## [Problem to solve]
Exclude images, then output the remaining data verbatim.

# The input start

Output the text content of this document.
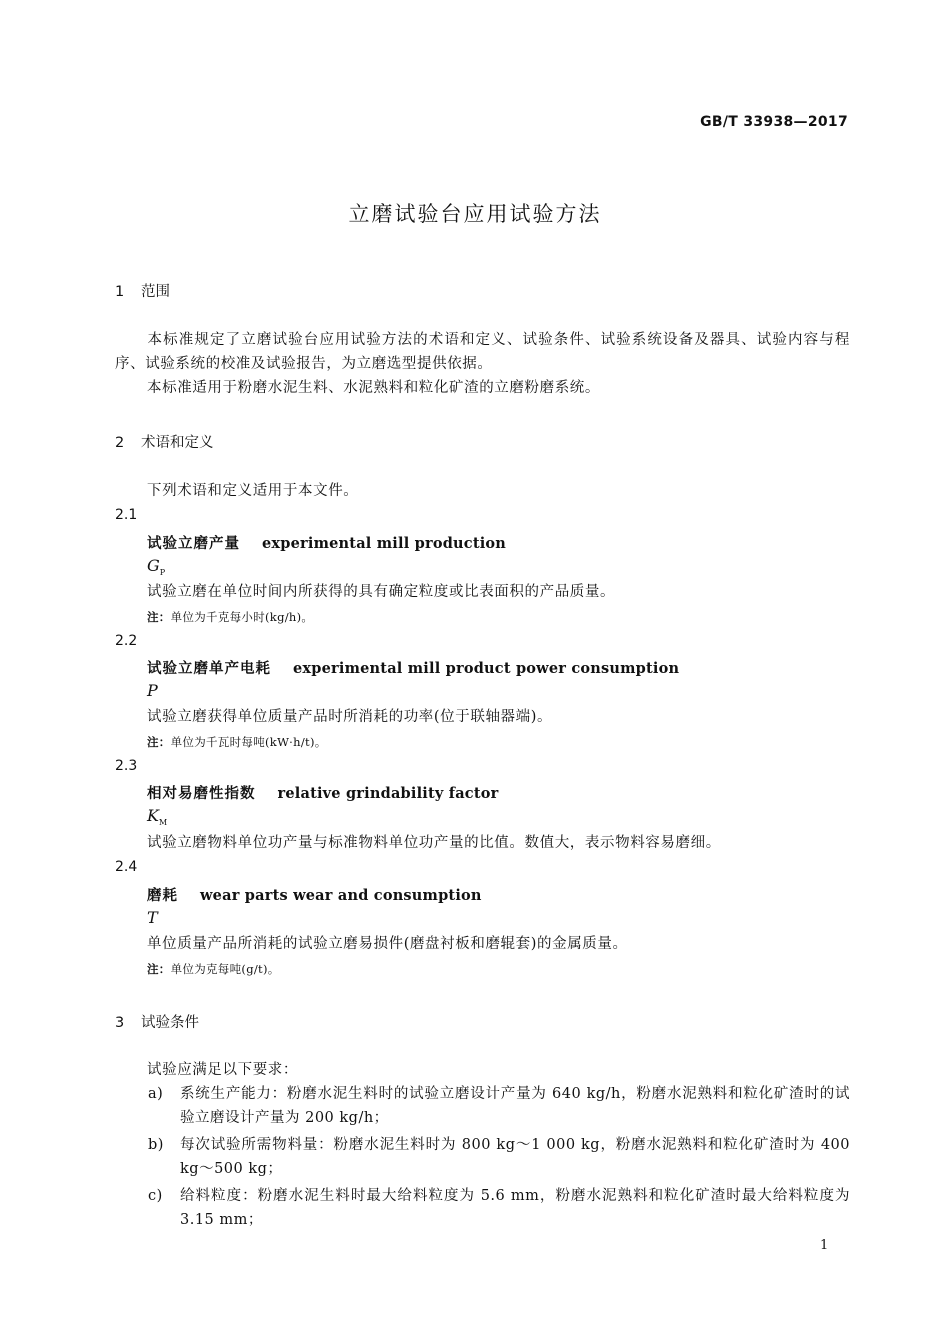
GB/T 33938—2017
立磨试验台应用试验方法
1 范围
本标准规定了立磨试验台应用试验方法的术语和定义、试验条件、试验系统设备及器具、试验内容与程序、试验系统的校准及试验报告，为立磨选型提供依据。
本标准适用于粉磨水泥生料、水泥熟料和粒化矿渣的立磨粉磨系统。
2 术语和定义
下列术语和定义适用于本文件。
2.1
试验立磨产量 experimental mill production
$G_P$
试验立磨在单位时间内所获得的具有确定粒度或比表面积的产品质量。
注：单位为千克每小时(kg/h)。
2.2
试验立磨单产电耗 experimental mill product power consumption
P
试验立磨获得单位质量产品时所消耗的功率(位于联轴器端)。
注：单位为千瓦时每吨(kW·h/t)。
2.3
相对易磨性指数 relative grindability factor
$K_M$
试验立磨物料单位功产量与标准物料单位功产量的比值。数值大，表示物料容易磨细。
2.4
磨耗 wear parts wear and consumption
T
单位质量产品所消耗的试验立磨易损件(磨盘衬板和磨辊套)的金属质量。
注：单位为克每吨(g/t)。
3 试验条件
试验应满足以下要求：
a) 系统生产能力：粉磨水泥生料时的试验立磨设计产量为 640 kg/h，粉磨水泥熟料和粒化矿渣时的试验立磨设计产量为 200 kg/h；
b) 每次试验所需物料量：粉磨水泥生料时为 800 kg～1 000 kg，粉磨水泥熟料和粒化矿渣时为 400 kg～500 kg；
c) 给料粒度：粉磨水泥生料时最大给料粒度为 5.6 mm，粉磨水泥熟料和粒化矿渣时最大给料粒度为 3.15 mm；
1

# The input end

## [Exercise output]
Output the text content of this document.
GB/T 33938—2017
立磨试验台应用试验方法
1 范围
本标准规定了立磨试验台应用试验方法的术语和定义、试验条件、试验系统设备及器具、试验内容与程序、试验系统的校准及试验报告，为立磨选型提供依据。
本标准适用于粉磨水泥生料、水泥熟料和粒化矿渣的立磨粉磨系统。
2 术语和定义
下列术语和定义适用于本文件。
2.1
试验立磨产量 experimental mill production
$G_P$
试验立磨在单位时间内所获得的具有确定粒度或比表面积的产品质量。
注：单位为千克每小时(kg/h)。
2.2
试验立磨单产电耗 experimental mill product power consumption
P
试验立磨获得单位质量产品时所消耗的功率(位于联轴器端)。
注：单位为千瓦时每吨(kW·h/t)。
2.3
相对易磨性指数 relative grindability factor
$K_M$
试验立磨物料单位功产量与标准物料单位功产量的比值。数值大，表示物料容易磨细。
2.4
磨耗 wear parts wear and consumption
T
单位质量产品所消耗的试验立磨易损件(磨盘衬板和磨辊套)的金属质量。
注：单位为克每吨(g/t)。
3 试验条件
试验应满足以下要求：
a) 系统生产能力：粉磨水泥生料时的试验立磨设计产量为 640 kg/h，粉磨水泥熟料和粒化矿渣时的试验立磨设计产量为 200 kg/h；
b) 每次试验所需物料量：粉磨水泥生料时为 800 kg～1 000 kg，粉磨水泥熟料和粒化矿渣时为 400 kg～500 kg；
c) 给料粒度：粉磨水泥生料时最大给料粒度为 5.6 mm，粉磨水泥熟料和粒化矿渣时最大给料粒度为 3.15 mm；
1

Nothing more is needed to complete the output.